Requirements –
The records below need retyping in full; give them again exactly.

* Start Supplied information *

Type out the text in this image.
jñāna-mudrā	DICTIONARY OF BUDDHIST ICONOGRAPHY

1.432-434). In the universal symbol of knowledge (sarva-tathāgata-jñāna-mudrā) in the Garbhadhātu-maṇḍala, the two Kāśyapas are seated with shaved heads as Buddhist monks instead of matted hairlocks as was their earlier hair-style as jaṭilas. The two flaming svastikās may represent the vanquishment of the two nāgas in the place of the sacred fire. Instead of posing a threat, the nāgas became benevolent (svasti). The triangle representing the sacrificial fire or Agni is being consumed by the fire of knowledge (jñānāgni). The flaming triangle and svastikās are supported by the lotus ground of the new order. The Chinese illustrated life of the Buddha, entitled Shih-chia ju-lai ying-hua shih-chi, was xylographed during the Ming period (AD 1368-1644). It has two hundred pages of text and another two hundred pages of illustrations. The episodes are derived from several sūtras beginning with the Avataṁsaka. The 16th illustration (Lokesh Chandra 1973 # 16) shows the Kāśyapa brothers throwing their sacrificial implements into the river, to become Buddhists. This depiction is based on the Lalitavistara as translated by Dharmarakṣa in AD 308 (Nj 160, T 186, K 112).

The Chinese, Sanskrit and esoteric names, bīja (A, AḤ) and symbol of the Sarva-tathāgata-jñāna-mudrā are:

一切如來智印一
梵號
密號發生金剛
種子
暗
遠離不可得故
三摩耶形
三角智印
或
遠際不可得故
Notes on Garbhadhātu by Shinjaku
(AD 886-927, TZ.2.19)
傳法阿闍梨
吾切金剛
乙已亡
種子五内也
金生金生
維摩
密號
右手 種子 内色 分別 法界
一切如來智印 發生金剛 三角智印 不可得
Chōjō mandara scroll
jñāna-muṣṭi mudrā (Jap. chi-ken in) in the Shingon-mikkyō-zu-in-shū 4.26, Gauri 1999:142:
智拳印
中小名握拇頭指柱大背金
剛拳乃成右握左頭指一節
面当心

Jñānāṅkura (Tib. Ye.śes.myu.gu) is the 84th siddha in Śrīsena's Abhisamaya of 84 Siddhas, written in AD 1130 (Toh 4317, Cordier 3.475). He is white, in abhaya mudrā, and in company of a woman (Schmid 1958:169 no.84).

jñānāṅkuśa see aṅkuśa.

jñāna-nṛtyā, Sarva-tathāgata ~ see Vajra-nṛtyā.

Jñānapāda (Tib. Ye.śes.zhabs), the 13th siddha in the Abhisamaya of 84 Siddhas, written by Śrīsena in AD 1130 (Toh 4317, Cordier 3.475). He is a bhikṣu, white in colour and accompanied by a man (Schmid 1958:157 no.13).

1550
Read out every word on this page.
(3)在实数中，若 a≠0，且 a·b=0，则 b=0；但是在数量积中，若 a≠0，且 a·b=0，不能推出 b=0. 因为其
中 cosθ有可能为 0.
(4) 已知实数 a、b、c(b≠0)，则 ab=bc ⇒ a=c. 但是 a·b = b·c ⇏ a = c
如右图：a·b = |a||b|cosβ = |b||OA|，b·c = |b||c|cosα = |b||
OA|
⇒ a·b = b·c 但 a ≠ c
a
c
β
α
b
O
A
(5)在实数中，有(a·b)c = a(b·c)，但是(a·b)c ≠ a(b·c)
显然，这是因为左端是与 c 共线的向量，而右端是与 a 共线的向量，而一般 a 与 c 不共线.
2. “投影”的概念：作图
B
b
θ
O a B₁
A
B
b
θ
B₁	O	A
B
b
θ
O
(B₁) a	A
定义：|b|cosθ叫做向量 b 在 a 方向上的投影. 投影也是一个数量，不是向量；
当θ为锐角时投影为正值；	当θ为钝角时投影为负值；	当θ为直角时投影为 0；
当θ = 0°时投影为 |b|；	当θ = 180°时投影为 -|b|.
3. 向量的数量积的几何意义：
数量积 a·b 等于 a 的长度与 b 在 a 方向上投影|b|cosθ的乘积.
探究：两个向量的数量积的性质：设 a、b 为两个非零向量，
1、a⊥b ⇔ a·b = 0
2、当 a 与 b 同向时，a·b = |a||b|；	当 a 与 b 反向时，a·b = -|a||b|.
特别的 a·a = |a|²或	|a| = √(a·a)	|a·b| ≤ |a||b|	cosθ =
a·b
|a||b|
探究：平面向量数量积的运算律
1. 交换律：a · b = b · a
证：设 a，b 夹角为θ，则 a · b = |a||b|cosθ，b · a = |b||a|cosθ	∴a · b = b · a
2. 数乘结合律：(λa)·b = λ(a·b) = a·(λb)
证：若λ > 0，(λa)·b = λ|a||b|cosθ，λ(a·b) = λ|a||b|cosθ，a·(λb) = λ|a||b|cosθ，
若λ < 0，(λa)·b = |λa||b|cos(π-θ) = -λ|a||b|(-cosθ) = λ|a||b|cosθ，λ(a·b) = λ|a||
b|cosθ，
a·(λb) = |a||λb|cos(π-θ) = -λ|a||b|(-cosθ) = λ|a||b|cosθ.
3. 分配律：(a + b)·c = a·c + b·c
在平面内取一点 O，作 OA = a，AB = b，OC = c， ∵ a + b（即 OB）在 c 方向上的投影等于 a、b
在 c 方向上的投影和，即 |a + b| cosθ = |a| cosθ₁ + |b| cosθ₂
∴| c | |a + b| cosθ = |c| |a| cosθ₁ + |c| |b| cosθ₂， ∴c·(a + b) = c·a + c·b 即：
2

* End Supplied information *

Correct output –
Type out the text in this image.
jñāna-mudrā	DICTIONARY OF BUDDHIST ICONOGRAPHY

1.432-434). In the universal symbol of knowledge (sarva-tathāgata-jñāna-mudrā) in the Garbhadhātu-maṇḍala, the two Kāśyapas are seated with shaved heads as Buddhist monks instead of matted hairlocks as was their earlier hair-style as jaṭilas. The two flaming svastikās may represent the vanquishment of the two nāgas in the place of the sacred fire. Instead of posing a threat, the nāgas became benevolent (svasti). The triangle representing the sacrificial fire or Agni is being consumed by the fire of knowledge (jñānāgni). The flaming triangle and svastikās are supported by the lotus ground of the new order. The Chinese illustrated life of the Buddha, entitled Shih-chia ju-lai ying-hua shih-chi, was xylographed during the Ming period (AD 1368-1644). It has two hundred pages of text and another two hundred pages of illustrations. The episodes are derived from several sūtras beginning with the Avataṁsaka. The 16th illustration (Lokesh Chandra 1973 # 16) shows the Kāśyapa brothers throwing their sacrificial implements into the river, to become Buddhists. This depiction is based on the Lalitavistara as translated by Dharmarakṣa in AD 308 (Nj 160, T 186, K 112).

The Chinese, Sanskrit and esoteric names, bīja (A, AḤ) and symbol of the Sarva-tathāgata-jñāna-mudrā are:

一切如來智印一
梵號
密號發生金剛
種子
暗
遠離不可得故
三摩耶形
三角智印
或
遠際不可得故
Notes on Garbhadhātu by Shinjaku
(AD 886-927, TZ.2.19)
傳法阿闍梨
吾切金剛
乙已亡
種子五内也
金生金生
維摩
密號
右手 種子 内色 分別 法界
一切如來智印 發生金剛 三角智印 不可得
Chōjō mandara scroll
jñāna-muṣṭi mudrā (Jap. chi-ken in) in the Shingon-mikkyō-zu-in-shū 4.26, Gauri 1999:142:
智拳印
中小名握拇頭指柱大背金
剛拳乃成右握左頭指一節
面当心

Jñānāṅkura (Tib. Ye.śes.myu.gu) is the 84th siddha in Śrīsena's Abhisamaya of 84 Siddhas, written in AD 1130 (Toh 4317, Cordier 3.475). He is white, in abhaya mudrā, and in company of a woman (Schmid 1958:169 no.84).

jñānāṅkuśa see aṅkuśa.

jñāna-nṛtyā, Sarva-tathāgata ~ see Vajra-nṛtyā.

Jñānapāda (Tib. Ye.śes.zhabs), the 13th siddha in the Abhisamaya of 84 Siddhas, written by Śrīsena in AD 1130 (Toh 4317, Cordier 3.475). He is a bhikṣu, white in colour and accompanied by a man (Schmid 1958:157 no.13).

1550
Read out every word on this page.
(3)在实数中，若 a≠0，且 a·b=0，则 b=0；但是在数量积中，若 a≠0，且 a·b=0，不能推出 b=0. 因为其
中 cosθ有可能为 0.
(4) 已知实数 a、b、c(b≠0)，则 ab=bc ⇒ a=c. 但是 a·b = b·c ⇏ a = c
如右图：a·b = |a||b|cosβ = |b||OA|，b·c = |b||c|cosα = |b||
OA|
⇒ a·b = b·c 但 a ≠ c
a
c
β
α
b
O
A
(5)在实数中，有(a·b)c = a(b·c)，但是(a·b)c ≠ a(b·c)
显然，这是因为左端是与 c 共线的向量，而右端是与 a 共线的向量，而一般 a 与 c 不共线.
2. “投影”的概念：作图
B
b
θ
O a B₁
A
B
b
θ
B₁	O	A
B
b
θ
O
(B₁) a	A
定义：|b|cosθ叫做向量 b 在 a 方向上的投影. 投影也是一个数量，不是向量；
当θ为锐角时投影为正值；	当θ为钝角时投影为负值；	当θ为直角时投影为 0；
当θ = 0°时投影为 |b|；	当θ = 180°时投影为 -|b|.
3. 向量的数量积的几何意义：
数量积 a·b 等于 a 的长度与 b 在 a 方向上投影|b|cosθ的乘积.
探究：两个向量的数量积的性质：设 a、b 为两个非零向量，
1、a⊥b ⇔ a·b = 0
2、当 a 与 b 同向时，a·b = |a||b|；	当 a 与 b 反向时，a·b = -|a||b|.
特别的 a·a = |a|²或	|a| = √(a·a)	|a·b| ≤ |a||b|	cosθ =
a·b
|a||b|
探究：平面向量数量积的运算律
1. 交换律：a · b = b · a
证：设 a，b 夹角为θ，则 a · b = |a||b|cosθ，b · a = |b||a|cosθ	∴a · b = b · a
2. 数乘结合律：(λa)·b = λ(a·b) = a·(λb)
证：若λ > 0，(λa)·b = λ|a||b|cosθ，λ(a·b) = λ|a||b|cosθ，a·(λb) = λ|a||b|cosθ，
若λ < 0，(λa)·b = |λa||b|cos(π-θ) = -λ|a||b|(-cosθ) = λ|a||b|cosθ，λ(a·b) = λ|a||
b|cosθ，
a·(λb) = |a||λb|cos(π-θ) = -λ|a||b|(-cosθ) = λ|a||b|cosθ.
3. 分配律：(a + b)·c = a·c + b·c
在平面内取一点 O，作 OA = a，AB = b，OC = c， ∵ a + b（即 OB）在 c 方向上的投影等于 a、b
在 c 方向上的投影和，即 |a + b| cosθ = |a| cosθ₁ + |b| cosθ₂
∴| c | |a + b| cosθ = |c| |a| cosθ₁ + |c| |b| cosθ₂， ∴c·(a + b) = c·a + c·b 即：
2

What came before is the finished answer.